* Stated goal *
Without the pictures, return all of the material exactly as written.

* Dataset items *

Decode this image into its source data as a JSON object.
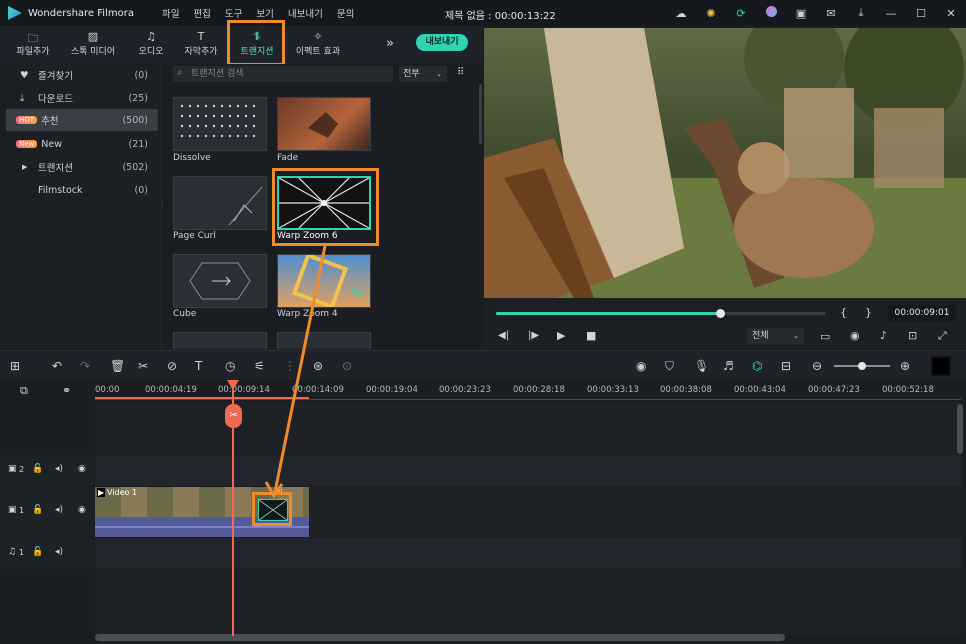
{
  "app": {
    "name": "Wondershare Filmora",
    "window_title": "제목 없음 : 00:00:13:22",
    "menu": [
      "파일",
      "편집",
      "도구",
      "보기",
      "내보내기",
      "문의"
    ]
  },
  "toolbar": {
    "tools": [
      {
        "label": "파일추가",
        "icon": "folder-icon"
      },
      {
        "label": "스톡 미디어",
        "icon": "image-icon"
      },
      {
        "label": "오디오",
        "icon": "music-icon"
      },
      {
        "label": "자막추가",
        "icon": "text-icon"
      },
      {
        "label": "트랜지션",
        "icon": "transition-icon"
      },
      {
        "label": "이펙트 효과",
        "icon": "effects-icon"
      }
    ],
    "export_label": "내보내기"
  },
  "sidebar": {
    "items": [
      {
        "label": "즐겨찾기",
        "count": "(0)",
        "icon": "heart-icon"
      },
      {
        "label": "다운로드",
        "count": "(25)",
        "icon": "download-icon"
      },
      {
        "label": "추천",
        "count": "(500)",
        "badge": "HOT"
      },
      {
        "label": "New",
        "count": "(21)",
        "badge": "New"
      },
      {
        "label": "트랜지션",
        "count": "(502)",
        "icon": "expand-arrow-icon"
      },
      {
        "label": "Filmstock",
        "count": "(0)"
      }
    ]
  },
  "browser": {
    "search_placeholder": "트랜지션 검색",
    "filter_label": "전부",
    "items": [
      "Dissolve",
      "Fade",
      "Page Curl",
      "Warp Zoom 6",
      "Cube",
      "Warp Zoom 4"
    ]
  },
  "player": {
    "progress": 0.68,
    "timecode": "00:00:09:01",
    "quality": "전체",
    "brackets": [
      "{",
      "}"
    ]
  },
  "timeline": {
    "ruler": [
      "00:00",
      "00:00:04:19",
      "00:00:09:14",
      "00:00:14:09",
      "00:00:19:04",
      "00:00:23:23",
      "00:00:28:18",
      "00:00:33:13",
      "00:00:38:08",
      "00:00:43:04",
      "00:00:47:23",
      "00:00:52:18"
    ],
    "tracks": [
      {
        "label": "2",
        "type": "video"
      },
      {
        "label": "1",
        "type": "video"
      },
      {
        "label": "1",
        "type": "audio"
      }
    ],
    "clip_label": "Video 1",
    "clip_label2": "Vi..."
  },
  "colors": {
    "accent": "#2fd5b3",
    "highlight": "#f08b2c",
    "playhead": "#f06b50"
  }
}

* Result *
Decode this image into its source data as a JSON object.
{
  "app": {
    "name": "Wondershare Filmora",
    "window_title": "제목 없음 : 00:00:13:22",
    "menu": [
      "파일",
      "편집",
      "도구",
      "보기",
      "내보내기",
      "문의"
    ]
  },
  "toolbar": {
    "tools": [
      {
        "label": "파일추가",
        "icon": "folder-icon"
      },
      {
        "label": "스톡 미디어",
        "icon": "image-icon"
      },
      {
        "label": "오디오",
        "icon": "music-icon"
      },
      {
        "label": "자막추가",
        "icon": "text-icon"
      },
      {
        "label": "트랜지션",
        "icon": "transition-icon"
      },
      {
        "label": "이펙트 효과",
        "icon": "effects-icon"
      }
    ],
    "export_label": "내보내기"
  },
  "sidebar": {
    "items": [
      {
        "label": "즐겨찾기",
        "count": "(0)",
        "icon": "heart-icon"
      },
      {
        "label": "다운로드",
        "count": "(25)",
        "icon": "download-icon"
      },
      {
        "label": "추천",
        "count": "(500)",
        "badge": "HOT"
      },
      {
        "label": "New",
        "count": "(21)",
        "badge": "New"
      },
      {
        "label": "트랜지션",
        "count": "(502)",
        "icon": "expand-arrow-icon"
      },
      {
        "label": "Filmstock",
        "count": "(0)"
      }
    ]
  },
  "browser": {
    "search_placeholder": "트랜지션 검색",
    "filter_label": "전부",
    "items": [
      "Dissolve",
      "Fade",
      "Page Curl",
      "Warp Zoom 6",
      "Cube",
      "Warp Zoom 4"
    ]
  },
  "player": {
    "progress": 0.68,
    "timecode": "00:00:09:01",
    "quality": "전체",
    "brackets": [
      "{",
      "}"
    ]
  },
  "timeline": {
    "ruler": [
      "00:00",
      "00:00:04:19",
      "00:00:09:14",
      "00:00:14:09",
      "00:00:19:04",
      "00:00:23:23",
      "00:00:28:18",
      "00:00:33:13",
      "00:00:38:08",
      "00:00:43:04",
      "00:00:47:23",
      "00:00:52:18"
    ],
    "tracks": [
      {
        "label": "2",
        "type": "video"
      },
      {
        "label": "1",
        "type": "video"
      },
      {
        "label": "1",
        "type": "audio"
      }
    ],
    "clip_label": "Video 1",
    "clip_label2": "Vi..."
  },
  "colors": {
    "accent": "#2fd5b3",
    "highlight": "#f08b2c",
    "playhead": "#f06b50"
  }
}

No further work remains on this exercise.